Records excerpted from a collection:
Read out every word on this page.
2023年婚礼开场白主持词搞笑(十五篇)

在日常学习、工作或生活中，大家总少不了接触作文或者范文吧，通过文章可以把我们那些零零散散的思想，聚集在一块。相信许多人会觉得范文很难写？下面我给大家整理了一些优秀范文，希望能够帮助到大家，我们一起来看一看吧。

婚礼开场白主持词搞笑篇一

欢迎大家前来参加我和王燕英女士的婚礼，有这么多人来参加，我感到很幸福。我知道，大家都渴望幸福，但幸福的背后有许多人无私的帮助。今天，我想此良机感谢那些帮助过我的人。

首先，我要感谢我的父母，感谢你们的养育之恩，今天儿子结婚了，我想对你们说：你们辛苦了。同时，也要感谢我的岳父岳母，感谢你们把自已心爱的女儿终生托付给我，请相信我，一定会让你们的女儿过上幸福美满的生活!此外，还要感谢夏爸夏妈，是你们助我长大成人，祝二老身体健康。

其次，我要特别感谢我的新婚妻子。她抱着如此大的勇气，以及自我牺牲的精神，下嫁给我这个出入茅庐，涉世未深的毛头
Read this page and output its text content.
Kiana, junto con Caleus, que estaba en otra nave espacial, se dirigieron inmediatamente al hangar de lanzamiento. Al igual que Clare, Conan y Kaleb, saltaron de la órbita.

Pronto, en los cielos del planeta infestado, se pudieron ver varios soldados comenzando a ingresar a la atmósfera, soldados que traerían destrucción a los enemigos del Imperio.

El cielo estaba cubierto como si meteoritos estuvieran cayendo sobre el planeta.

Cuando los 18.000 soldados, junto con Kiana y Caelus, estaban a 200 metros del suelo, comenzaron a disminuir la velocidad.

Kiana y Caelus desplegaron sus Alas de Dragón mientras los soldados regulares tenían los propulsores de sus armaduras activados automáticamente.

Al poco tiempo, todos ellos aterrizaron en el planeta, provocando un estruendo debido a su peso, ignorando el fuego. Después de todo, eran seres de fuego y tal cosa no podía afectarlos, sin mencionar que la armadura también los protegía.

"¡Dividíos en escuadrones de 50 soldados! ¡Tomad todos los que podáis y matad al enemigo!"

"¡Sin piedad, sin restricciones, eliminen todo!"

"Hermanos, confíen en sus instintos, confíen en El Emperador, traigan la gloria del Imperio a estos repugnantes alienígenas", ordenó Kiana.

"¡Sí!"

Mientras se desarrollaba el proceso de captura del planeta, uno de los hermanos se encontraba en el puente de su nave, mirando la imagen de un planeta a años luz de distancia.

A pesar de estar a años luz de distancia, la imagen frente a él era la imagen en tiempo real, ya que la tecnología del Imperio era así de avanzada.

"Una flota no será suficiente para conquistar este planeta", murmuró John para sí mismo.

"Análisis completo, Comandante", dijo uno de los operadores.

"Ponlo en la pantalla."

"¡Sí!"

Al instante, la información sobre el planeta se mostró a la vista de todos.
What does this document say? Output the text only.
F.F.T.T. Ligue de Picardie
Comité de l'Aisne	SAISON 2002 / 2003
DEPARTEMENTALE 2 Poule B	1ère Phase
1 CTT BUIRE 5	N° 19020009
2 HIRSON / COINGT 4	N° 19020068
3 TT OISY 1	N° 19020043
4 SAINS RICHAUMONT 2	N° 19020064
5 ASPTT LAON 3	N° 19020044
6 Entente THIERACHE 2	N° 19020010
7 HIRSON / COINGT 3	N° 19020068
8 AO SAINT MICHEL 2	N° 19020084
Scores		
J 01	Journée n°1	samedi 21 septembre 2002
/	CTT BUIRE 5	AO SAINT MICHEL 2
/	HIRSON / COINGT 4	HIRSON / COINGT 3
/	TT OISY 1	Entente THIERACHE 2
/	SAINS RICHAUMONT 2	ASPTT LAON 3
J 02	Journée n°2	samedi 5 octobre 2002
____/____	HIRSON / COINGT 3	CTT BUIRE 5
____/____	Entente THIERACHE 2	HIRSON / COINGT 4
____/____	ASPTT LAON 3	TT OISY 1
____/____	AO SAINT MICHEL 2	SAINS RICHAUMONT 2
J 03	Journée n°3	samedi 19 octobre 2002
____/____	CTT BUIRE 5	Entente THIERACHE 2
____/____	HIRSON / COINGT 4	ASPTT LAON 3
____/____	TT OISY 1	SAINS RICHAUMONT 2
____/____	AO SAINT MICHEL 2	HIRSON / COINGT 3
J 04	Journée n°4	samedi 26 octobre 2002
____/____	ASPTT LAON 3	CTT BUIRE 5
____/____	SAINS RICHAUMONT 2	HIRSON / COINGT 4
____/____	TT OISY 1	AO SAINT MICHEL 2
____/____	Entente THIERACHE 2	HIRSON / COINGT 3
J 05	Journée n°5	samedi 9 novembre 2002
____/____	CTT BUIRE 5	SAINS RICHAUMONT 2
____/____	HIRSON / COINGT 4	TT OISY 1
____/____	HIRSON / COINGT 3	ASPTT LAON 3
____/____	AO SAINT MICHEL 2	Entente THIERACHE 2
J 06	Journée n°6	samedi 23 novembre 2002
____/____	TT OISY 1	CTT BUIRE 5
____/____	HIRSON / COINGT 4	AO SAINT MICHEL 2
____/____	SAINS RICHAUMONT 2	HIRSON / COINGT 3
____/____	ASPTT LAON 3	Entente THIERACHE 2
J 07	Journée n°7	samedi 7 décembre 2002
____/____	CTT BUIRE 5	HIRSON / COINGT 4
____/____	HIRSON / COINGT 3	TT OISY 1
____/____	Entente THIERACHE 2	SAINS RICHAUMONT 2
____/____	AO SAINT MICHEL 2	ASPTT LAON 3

* _Instructions for the task_:
Show every line of the listing in which the string "ASPTT" can be found.

* _Answer_:
5 ASPTT LAON 3	N° 19020044
/	SAINS RICHAUMONT 2	ASPTT LAON 3
____/____	ASPTT LAON 3	TT OISY 1
____/____	HIRSON / COINGT 4	ASPTT LAON 3
____/____	ASPTT LAON 3	CTT BUIRE 5
____/____	HIRSON / COINGT 3	ASPTT LAON 3
____/____	ASPTT LAON 3	Entente THIERACHE 2
____/____	AO SAINT MICHEL 2	ASPTT LAON 3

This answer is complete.